Exactly reproduce the lines that follow.

start Data excerpts

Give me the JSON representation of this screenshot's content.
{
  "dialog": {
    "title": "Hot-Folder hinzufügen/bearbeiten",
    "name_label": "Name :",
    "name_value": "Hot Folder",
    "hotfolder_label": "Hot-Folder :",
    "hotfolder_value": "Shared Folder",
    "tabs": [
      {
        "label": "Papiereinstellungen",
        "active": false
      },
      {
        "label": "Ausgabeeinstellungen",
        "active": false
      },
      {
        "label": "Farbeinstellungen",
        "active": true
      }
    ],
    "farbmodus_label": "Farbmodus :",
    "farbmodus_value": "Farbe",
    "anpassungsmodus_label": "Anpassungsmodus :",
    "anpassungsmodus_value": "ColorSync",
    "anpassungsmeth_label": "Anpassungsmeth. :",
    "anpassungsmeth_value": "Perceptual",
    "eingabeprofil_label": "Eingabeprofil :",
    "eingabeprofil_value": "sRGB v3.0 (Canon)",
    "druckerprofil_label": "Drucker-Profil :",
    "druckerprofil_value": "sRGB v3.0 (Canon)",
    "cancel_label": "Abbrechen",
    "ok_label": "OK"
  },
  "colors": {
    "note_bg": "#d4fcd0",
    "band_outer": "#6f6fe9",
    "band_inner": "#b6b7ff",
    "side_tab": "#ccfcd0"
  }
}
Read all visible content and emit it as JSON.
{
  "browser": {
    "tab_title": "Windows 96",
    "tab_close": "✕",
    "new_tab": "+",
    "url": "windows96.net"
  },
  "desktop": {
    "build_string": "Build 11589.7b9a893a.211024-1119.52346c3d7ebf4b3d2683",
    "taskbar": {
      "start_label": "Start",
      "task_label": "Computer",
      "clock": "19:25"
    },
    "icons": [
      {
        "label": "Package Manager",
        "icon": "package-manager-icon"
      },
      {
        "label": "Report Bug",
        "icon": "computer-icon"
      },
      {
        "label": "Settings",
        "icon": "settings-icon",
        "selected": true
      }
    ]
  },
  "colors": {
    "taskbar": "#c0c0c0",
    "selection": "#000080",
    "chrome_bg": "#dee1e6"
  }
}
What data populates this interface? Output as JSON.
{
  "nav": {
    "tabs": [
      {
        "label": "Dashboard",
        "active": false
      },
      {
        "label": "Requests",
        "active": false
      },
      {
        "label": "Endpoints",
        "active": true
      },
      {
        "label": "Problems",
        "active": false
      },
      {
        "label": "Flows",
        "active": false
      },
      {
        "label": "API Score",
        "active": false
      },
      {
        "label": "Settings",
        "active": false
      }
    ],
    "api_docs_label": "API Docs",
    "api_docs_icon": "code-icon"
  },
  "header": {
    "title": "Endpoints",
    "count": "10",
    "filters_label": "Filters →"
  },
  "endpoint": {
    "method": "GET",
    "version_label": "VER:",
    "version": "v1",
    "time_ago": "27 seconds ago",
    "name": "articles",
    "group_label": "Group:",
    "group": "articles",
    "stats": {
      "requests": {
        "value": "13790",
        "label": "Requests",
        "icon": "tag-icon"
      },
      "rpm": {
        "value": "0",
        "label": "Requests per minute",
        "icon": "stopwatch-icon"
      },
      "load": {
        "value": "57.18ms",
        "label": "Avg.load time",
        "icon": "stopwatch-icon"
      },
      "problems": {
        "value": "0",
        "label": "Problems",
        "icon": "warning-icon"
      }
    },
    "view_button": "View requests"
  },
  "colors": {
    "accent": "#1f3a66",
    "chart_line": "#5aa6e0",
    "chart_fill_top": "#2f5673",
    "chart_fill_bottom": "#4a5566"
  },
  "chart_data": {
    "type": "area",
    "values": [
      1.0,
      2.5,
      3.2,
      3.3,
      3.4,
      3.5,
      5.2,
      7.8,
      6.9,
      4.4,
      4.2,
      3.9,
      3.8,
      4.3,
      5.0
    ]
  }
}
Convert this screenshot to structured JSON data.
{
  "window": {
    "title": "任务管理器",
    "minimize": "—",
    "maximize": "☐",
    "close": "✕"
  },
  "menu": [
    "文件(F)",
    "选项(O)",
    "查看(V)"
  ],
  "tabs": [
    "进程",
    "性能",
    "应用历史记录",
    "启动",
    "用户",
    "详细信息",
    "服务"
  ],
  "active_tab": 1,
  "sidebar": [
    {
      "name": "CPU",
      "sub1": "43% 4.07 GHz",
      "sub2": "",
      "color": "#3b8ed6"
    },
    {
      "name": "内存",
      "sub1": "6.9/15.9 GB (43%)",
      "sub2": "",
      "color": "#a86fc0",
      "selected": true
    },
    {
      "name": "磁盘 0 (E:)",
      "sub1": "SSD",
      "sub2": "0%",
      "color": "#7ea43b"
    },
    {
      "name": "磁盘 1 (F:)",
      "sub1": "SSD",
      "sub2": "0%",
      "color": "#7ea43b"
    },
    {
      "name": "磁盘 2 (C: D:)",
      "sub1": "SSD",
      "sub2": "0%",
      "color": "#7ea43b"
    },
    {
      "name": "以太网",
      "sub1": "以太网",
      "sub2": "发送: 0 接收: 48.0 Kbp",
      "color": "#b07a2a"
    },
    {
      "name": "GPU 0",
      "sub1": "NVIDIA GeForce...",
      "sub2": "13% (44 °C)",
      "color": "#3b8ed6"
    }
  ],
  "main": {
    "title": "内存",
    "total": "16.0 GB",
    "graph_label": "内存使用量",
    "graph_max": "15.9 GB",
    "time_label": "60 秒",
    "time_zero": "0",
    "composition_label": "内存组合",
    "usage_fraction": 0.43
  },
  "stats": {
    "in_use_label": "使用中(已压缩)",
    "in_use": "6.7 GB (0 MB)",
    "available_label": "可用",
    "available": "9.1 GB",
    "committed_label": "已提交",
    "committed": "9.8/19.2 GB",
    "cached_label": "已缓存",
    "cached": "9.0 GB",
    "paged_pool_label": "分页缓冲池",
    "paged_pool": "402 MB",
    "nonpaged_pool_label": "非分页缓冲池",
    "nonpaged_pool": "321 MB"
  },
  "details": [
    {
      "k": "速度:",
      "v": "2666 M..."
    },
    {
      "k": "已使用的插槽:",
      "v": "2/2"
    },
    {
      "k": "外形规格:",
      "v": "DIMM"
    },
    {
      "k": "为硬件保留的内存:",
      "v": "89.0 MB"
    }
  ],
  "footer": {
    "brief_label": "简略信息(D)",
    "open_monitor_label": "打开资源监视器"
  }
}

end Data excerpts

**Response to the task**
Give me the JSON representation of this screenshot's content.
{
  "dialog": {
    "title": "Hot-Folder hinzufügen/bearbeiten",
    "name_label": "Name :",
    "name_value": "Hot Folder",
    "hotfolder_label": "Hot-Folder :",
    "hotfolder_value": "Shared Folder",
    "tabs": [
      {
        "label": "Papiereinstellungen",
        "active": false
      },
      {
        "label": "Ausgabeeinstellungen",
        "active": false
      },
      {
        "label": "Farbeinstellungen",
        "active": true
      }
    ],
    "farbmodus_label": "Farbmodus :",
    "farbmodus_value": "Farbe",
    "anpassungsmodus_label": "Anpassungsmodus :",
    "anpassungsmodus_value": "ColorSync",
    "anpassungsmeth_label": "Anpassungsmeth. :",
    "anpassungsmeth_value": "Perceptual",
    "eingabeprofil_label": "Eingabeprofil :",
    "eingabeprofil_value": "sRGB v3.0 (Canon)",
    "druckerprofil_label": "Drucker-Profil :",
    "druckerprofil_value": "sRGB v3.0 (Canon)",
    "cancel_label": "Abbrechen",
    "ok_label": "OK"
  },
  "colors": {
    "note_bg": "#d4fcd0",
    "band_outer": "#6f6fe9",
    "band_inner": "#b6b7ff",
    "side_tab": "#ccfcd0"
  }
}
Read all visible content and emit it as JSON.
{
  "browser": {
    "tab_title": "Windows 96",
    "tab_close": "✕",
    "new_tab": "+",
    "url": "windows96.net"
  },
  "desktop": {
    "build_string": "Build 11589.7b9a893a.211024-1119.52346c3d7ebf4b3d2683",
    "taskbar": {
      "start_label": "Start",
      "task_label": "Computer",
      "clock": "19:25"
    },
    "icons": [
      {
        "label": "Package Manager",
        "icon": "package-manager-icon"
      },
      {
        "label": "Report Bug",
        "icon": "computer-icon"
      },
      {
        "label": "Settings",
        "icon": "settings-icon",
        "selected": true
      }
    ]
  },
  "colors": {
    "taskbar": "#c0c0c0",
    "selection": "#000080",
    "chrome_bg": "#dee1e6"
  }
}
What data populates this interface? Output as JSON.
{
  "nav": {
    "tabs": [
      {
        "label": "Dashboard",
        "active": false
      },
      {
        "label": "Requests",
        "active": false
      },
      {
        "label": "Endpoints",
        "active": true
      },
      {
        "label": "Problems",
        "active": false
      },
      {
        "label": "Flows",
        "active": false
      },
      {
        "label": "API Score",
        "active": false
      },
      {
        "label": "Settings",
        "active": false
      }
    ],
    "api_docs_label": "API Docs",
    "api_docs_icon": "code-icon"
  },
  "header": {
    "title": "Endpoints",
    "count": "10",
    "filters_label": "Filters →"
  },
  "endpoint": {
    "method": "GET",
    "version_label": "VER:",
    "version": "v1",
    "time_ago": "27 seconds ago",
    "name": "articles",
    "group_label": "Group:",
    "group": "articles",
    "stats": {
      "requests": {
        "value": "13790",
        "label": "Requests",
        "icon": "tag-icon"
      },
      "rpm": {
        "value": "0",
        "label": "Requests per minute",
        "icon": "stopwatch-icon"
      },
      "load": {
        "value": "57.18ms",
        "label": "Avg.load time",
        "icon": "stopwatch-icon"
      },
      "problems": {
        "value": "0",
        "label": "Problems",
        "icon": "warning-icon"
      }
    },
    "view_button": "View requests"
  },
  "colors": {
    "accent": "#1f3a66",
    "chart_line": "#5aa6e0",
    "chart_fill_top": "#2f5673",
    "chart_fill_bottom": "#4a5566"
  },
  "chart_data": {
    "type": "area",
    "values": [
      1.0,
      2.5,
      3.2,
      3.3,
      3.4,
      3.5,
      5.2,
      7.8,
      6.9,
      4.4,
      4.2,
      3.9,
      3.8,
      4.3,
      5.0
    ]
  }
}
Convert this screenshot to structured JSON data.
{
  "window": {
    "title": "任务管理器",
    "minimize": "—",
    "maximize": "☐",
    "close": "✕"
  },
  "menu": [
    "文件(F)",
    "选项(O)",
    "查看(V)"
  ],
  "tabs": [
    "进程",
    "性能",
    "应用历史记录",
    "启动",
    "用户",
    "详细信息",
    "服务"
  ],
  "active_tab": 1,
  "sidebar": [
    {
      "name": "CPU",
      "sub1": "43% 4.07 GHz",
      "sub2": "",
      "color": "#3b8ed6"
    },
    {
      "name": "内存",
      "sub1": "6.9/15.9 GB (43%)",
      "sub2": "",
      "color": "#a86fc0",
      "selected": true
    },
    {
      "name": "磁盘 0 (E:)",
      "sub1": "SSD",
      "sub2": "0%",
      "color": "#7ea43b"
    },
    {
      "name": "磁盘 1 (F:)",
      "sub1": "SSD",
      "sub2": "0%",
      "color": "#7ea43b"
    },
    {
      "name": "磁盘 2 (C: D:)",
      "sub1": "SSD",
      "sub2": "0%",
      "color": "#7ea43b"
    },
    {
      "name": "以太网",
      "sub1": "以太网",
      "sub2": "发送: 0 接收: 48.0 Kbp",
      "color": "#b07a2a"
    },
    {
      "name": "GPU 0",
      "sub1": "NVIDIA GeForce...",
      "sub2": "13% (44 °C)",
      "color": "#3b8ed6"
    }
  ],
  "main": {
    "title": "内存",
    "total": "16.0 GB",
    "graph_label": "内存使用量",
    "graph_max": "15.9 GB",
    "time_label": "60 秒",
    "time_zero": "0",
    "composition_label": "内存组合",
    "usage_fraction": 0.43
  },
  "stats": {
    "in_use_label": "使用中(已压缩)",
    "in_use": "6.7 GB (0 MB)",
    "available_label": "可用",
    "available": "9.1 GB",
    "committed_label": "已提交",
    "committed": "9.8/19.2 GB",
    "cached_label": "已缓存",
    "cached": "9.0 GB",
    "paged_pool_label": "分页缓冲池",
    "paged_pool": "402 MB",
    "nonpaged_pool_label": "非分页缓冲池",
    "nonpaged_pool": "321 MB"
  },
  "details": [
    {
      "k": "速度:",
      "v": "2666 M..."
    },
    {
      "k": "已使用的插槽:",
      "v": "2/2"
    },
    {
      "k": "外形规格:",
      "v": "DIMM"
    },
    {
      "k": "为硬件保留的内存:",
      "v": "89.0 MB"
    }
  ],
  "footer": {
    "brief_label": "简略信息(D)",
    "open_monitor_label": "打开资源监视器"
  }
}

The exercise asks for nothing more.